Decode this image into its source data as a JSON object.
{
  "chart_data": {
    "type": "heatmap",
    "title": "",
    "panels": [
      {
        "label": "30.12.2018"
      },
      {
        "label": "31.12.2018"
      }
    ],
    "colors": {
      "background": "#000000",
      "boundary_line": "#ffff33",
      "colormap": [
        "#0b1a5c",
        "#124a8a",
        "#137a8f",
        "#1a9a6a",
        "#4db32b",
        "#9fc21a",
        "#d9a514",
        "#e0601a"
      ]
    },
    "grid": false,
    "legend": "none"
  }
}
..............................
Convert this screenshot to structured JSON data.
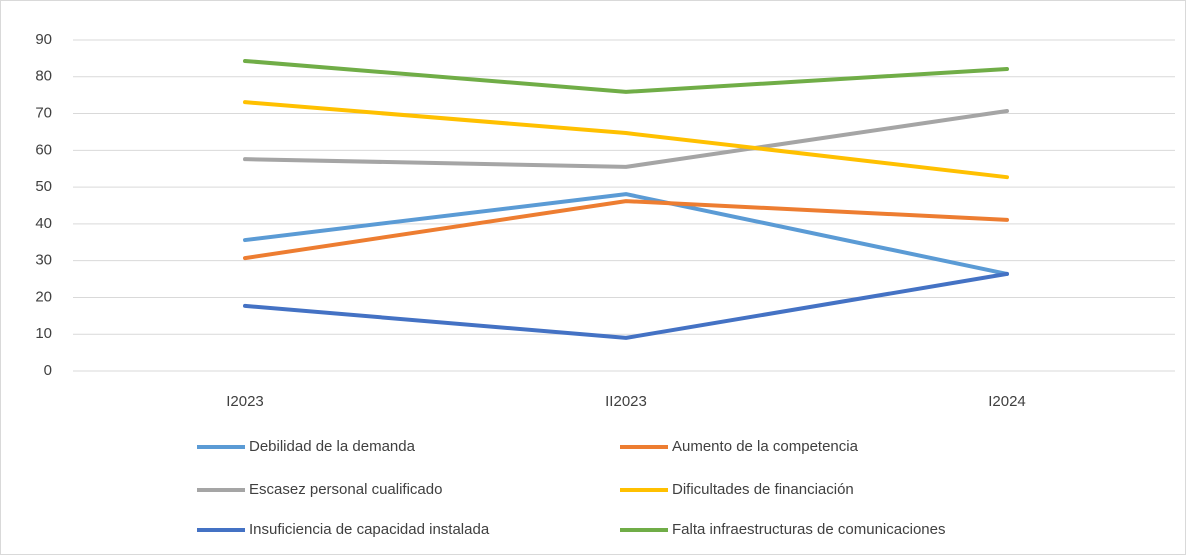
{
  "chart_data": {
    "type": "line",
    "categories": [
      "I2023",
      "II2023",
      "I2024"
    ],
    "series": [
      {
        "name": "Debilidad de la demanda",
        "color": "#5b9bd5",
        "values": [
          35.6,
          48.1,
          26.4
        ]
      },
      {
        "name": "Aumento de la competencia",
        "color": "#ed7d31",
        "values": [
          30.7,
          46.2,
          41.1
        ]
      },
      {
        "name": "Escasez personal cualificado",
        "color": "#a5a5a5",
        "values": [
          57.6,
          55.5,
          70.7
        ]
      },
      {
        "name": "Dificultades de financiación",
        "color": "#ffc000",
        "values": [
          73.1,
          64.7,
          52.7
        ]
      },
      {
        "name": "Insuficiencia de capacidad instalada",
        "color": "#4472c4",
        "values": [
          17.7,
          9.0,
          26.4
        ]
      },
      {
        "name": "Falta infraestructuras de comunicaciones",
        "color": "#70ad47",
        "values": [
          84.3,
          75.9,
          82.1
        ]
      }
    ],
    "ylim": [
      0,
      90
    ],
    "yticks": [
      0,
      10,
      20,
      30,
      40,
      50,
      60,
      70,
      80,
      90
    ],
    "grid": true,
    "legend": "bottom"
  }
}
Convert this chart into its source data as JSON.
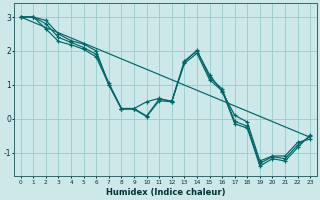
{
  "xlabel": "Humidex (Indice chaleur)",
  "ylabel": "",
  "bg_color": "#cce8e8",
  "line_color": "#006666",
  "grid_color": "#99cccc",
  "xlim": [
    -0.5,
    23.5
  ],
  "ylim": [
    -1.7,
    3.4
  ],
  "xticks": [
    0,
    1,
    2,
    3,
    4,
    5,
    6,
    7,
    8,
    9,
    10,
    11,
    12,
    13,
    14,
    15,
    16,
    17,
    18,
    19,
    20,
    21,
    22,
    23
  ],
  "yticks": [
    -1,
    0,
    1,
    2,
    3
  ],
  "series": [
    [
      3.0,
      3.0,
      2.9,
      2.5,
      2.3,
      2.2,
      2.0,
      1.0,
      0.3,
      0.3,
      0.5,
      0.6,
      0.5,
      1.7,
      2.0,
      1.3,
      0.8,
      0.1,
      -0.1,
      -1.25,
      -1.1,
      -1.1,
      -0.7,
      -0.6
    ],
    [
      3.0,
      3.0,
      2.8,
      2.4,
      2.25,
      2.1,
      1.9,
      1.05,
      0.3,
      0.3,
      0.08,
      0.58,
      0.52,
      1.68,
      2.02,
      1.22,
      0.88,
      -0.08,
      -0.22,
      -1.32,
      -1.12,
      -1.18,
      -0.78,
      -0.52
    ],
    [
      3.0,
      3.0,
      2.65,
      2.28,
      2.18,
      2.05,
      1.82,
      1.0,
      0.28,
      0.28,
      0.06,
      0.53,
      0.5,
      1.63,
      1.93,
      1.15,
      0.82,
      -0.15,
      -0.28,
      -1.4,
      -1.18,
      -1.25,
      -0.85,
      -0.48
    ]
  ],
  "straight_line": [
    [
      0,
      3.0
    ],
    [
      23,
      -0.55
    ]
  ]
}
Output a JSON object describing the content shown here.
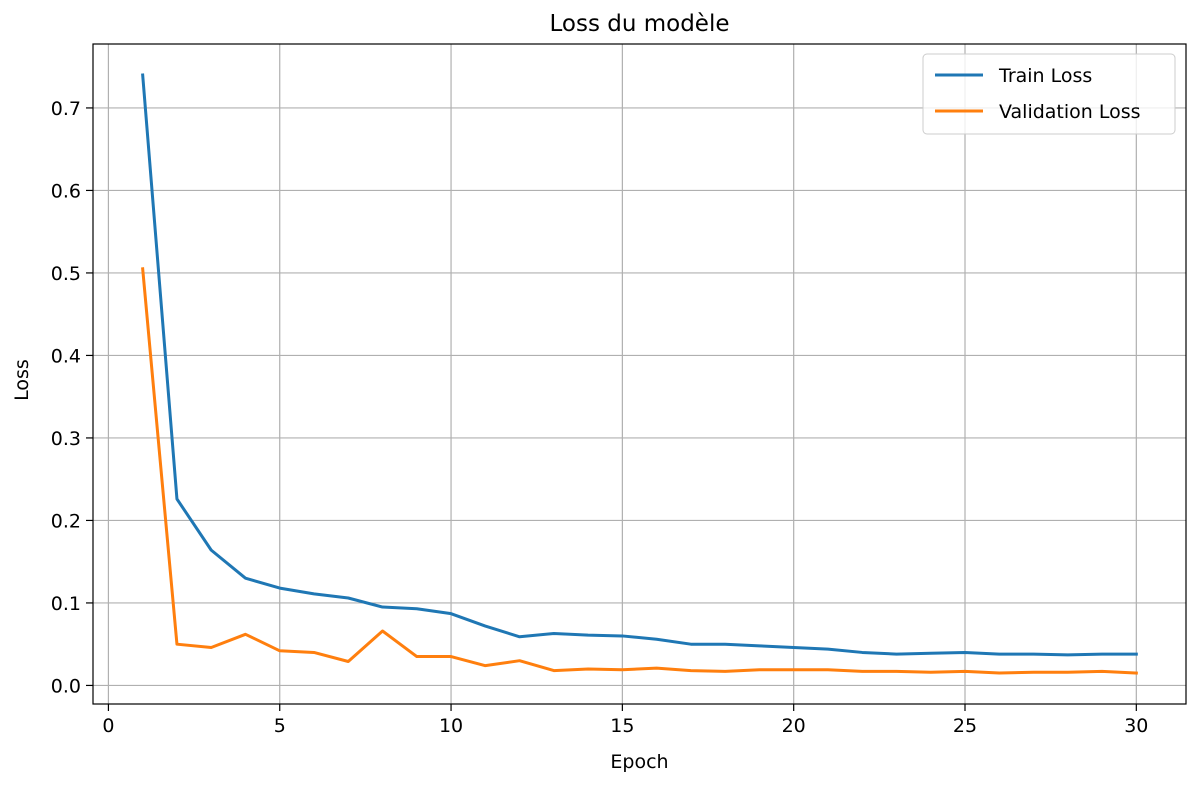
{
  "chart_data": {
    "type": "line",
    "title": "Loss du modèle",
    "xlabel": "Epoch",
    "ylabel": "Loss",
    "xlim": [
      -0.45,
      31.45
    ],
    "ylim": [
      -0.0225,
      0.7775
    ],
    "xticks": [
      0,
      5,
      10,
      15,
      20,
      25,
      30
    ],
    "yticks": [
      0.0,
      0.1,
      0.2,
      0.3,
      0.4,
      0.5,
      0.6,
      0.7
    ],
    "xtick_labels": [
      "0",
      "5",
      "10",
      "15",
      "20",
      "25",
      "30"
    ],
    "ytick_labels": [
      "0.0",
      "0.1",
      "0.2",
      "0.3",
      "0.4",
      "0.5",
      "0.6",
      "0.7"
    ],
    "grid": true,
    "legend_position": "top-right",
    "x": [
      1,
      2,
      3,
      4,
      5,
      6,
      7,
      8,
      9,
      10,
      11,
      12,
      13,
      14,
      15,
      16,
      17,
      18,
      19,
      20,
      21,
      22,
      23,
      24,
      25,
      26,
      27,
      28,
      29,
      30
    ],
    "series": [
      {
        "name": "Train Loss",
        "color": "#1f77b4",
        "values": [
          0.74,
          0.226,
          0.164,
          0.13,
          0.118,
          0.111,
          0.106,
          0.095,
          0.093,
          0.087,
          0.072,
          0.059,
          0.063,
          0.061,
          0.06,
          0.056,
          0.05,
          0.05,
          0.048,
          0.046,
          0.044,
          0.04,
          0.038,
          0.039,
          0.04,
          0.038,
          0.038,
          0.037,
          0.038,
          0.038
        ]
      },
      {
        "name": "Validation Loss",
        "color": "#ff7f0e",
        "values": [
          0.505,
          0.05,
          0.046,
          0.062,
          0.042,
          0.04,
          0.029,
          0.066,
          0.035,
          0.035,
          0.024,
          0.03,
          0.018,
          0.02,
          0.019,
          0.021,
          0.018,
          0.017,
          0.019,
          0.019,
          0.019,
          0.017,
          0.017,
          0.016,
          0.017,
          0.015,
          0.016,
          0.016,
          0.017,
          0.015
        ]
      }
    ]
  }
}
..............................
» **Problem details**: Take every line from the records above that has the word "this" and copy it.

» **The answer**:
Decode this image into its source data as a JSON object.
Convert this screenshot to structured JSON data.
Convert this chart into its source data as JSON.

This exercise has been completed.